[Source records]
— BEGIN —
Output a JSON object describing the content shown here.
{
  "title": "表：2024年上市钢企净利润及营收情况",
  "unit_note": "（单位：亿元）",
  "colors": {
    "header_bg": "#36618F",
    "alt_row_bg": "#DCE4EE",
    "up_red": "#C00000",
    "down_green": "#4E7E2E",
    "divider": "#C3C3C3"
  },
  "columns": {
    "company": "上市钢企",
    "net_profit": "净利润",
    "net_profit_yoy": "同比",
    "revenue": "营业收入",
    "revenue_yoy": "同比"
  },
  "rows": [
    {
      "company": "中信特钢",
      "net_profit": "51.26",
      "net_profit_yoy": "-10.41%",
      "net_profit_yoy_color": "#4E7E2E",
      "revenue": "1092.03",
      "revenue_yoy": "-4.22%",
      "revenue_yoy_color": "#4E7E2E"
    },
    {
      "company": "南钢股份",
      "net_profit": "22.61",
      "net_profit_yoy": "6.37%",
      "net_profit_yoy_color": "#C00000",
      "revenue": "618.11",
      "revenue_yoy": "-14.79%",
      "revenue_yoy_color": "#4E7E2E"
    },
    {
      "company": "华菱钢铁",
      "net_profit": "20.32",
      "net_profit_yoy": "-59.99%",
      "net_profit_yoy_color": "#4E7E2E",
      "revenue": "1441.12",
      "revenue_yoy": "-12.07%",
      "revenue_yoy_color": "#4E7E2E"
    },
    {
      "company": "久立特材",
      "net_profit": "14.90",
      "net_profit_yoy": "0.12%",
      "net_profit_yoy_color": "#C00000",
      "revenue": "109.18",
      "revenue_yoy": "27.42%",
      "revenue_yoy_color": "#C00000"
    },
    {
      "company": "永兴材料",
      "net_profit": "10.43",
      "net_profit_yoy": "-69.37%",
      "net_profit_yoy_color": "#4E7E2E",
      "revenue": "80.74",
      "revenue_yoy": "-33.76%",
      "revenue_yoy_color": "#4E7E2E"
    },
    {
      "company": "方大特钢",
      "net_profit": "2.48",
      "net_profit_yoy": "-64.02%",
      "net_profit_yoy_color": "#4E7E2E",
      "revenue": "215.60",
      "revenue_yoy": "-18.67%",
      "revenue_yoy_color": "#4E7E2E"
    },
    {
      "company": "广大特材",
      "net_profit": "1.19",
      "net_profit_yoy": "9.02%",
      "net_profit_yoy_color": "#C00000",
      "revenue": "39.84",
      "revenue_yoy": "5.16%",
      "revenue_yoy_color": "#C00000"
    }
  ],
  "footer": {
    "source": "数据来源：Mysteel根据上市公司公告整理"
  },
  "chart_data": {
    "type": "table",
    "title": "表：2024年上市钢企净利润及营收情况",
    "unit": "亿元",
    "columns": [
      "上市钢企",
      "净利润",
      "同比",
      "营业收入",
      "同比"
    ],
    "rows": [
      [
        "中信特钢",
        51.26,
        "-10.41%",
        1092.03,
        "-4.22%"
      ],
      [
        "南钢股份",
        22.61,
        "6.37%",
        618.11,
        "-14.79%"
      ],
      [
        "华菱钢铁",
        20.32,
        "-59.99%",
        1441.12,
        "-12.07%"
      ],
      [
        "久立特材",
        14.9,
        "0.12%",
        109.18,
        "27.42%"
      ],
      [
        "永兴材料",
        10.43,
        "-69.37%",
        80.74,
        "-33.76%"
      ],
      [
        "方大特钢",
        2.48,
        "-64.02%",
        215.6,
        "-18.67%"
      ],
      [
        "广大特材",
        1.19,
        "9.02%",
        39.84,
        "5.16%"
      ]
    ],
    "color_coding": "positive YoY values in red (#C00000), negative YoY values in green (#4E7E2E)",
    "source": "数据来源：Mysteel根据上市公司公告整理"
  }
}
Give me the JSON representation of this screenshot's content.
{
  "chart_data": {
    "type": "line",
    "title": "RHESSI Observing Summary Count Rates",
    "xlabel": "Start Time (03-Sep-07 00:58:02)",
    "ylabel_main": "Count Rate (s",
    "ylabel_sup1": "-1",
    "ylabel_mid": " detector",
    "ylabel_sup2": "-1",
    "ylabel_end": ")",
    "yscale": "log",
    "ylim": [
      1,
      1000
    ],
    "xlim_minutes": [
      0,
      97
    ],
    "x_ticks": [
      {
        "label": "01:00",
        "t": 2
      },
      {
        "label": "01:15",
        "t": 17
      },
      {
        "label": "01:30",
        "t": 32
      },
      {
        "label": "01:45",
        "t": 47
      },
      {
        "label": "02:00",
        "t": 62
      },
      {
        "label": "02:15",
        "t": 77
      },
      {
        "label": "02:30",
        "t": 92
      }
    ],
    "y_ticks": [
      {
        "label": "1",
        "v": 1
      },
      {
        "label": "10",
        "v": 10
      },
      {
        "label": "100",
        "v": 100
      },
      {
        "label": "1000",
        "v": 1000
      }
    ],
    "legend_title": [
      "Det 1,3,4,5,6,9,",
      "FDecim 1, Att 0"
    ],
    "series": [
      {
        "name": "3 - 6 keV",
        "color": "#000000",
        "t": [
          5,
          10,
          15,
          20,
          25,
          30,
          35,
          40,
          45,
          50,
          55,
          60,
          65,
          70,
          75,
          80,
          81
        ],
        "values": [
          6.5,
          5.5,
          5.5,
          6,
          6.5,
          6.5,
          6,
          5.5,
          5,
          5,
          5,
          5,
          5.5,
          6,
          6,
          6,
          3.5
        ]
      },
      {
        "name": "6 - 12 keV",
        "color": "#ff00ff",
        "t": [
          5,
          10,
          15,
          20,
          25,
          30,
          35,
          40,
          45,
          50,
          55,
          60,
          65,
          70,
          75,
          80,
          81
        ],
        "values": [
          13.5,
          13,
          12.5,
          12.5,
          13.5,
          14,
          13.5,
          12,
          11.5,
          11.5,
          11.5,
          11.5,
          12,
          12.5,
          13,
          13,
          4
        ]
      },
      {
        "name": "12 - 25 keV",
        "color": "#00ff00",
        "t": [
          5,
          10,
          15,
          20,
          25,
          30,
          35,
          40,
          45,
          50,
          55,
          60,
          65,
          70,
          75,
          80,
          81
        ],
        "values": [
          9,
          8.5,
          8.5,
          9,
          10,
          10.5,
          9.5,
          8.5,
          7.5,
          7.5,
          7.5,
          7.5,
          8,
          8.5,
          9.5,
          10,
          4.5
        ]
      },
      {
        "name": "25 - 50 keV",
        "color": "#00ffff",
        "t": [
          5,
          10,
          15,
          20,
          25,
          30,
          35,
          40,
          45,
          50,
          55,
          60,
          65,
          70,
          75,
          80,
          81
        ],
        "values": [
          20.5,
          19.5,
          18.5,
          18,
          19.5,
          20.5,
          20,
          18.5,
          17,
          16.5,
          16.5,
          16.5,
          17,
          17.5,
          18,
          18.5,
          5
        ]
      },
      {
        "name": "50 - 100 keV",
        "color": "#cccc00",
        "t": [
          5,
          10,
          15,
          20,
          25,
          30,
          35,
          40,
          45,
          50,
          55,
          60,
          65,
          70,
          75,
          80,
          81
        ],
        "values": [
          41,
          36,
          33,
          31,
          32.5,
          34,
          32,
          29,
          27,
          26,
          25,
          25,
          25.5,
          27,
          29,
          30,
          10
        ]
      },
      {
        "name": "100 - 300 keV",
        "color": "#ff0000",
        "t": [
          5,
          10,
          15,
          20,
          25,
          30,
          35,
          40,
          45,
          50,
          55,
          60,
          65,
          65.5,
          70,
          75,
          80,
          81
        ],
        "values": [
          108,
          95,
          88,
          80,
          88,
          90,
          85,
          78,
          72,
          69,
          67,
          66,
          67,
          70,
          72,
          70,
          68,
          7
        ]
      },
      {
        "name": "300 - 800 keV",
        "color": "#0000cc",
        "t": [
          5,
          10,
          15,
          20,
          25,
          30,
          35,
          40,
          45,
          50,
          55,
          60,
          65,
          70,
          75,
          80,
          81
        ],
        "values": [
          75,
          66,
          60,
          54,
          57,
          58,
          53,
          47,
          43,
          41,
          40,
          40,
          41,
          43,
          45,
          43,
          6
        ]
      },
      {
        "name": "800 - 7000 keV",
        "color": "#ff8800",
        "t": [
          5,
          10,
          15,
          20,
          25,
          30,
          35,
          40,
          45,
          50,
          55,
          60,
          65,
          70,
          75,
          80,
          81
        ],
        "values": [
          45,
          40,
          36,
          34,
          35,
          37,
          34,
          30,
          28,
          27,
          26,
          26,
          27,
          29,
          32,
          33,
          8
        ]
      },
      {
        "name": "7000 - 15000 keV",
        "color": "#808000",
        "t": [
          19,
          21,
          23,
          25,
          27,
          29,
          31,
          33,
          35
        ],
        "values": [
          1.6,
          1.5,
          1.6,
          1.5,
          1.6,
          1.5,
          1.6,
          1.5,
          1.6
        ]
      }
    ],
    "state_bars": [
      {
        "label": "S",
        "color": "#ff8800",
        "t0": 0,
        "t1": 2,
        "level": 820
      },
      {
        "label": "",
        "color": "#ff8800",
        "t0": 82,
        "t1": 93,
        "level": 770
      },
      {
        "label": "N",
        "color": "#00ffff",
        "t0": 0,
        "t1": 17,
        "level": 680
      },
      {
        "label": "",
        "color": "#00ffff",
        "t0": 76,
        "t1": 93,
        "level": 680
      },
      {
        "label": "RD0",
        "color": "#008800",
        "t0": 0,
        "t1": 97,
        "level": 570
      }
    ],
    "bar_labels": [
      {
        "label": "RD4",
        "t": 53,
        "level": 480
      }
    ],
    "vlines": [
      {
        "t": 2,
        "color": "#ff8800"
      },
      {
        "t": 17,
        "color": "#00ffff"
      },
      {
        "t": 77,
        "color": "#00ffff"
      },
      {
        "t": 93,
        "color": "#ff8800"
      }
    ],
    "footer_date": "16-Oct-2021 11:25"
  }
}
— END —
Count up every line above that has the word "name" in it; answer with the number alone.

#### [Answer to this problem]
9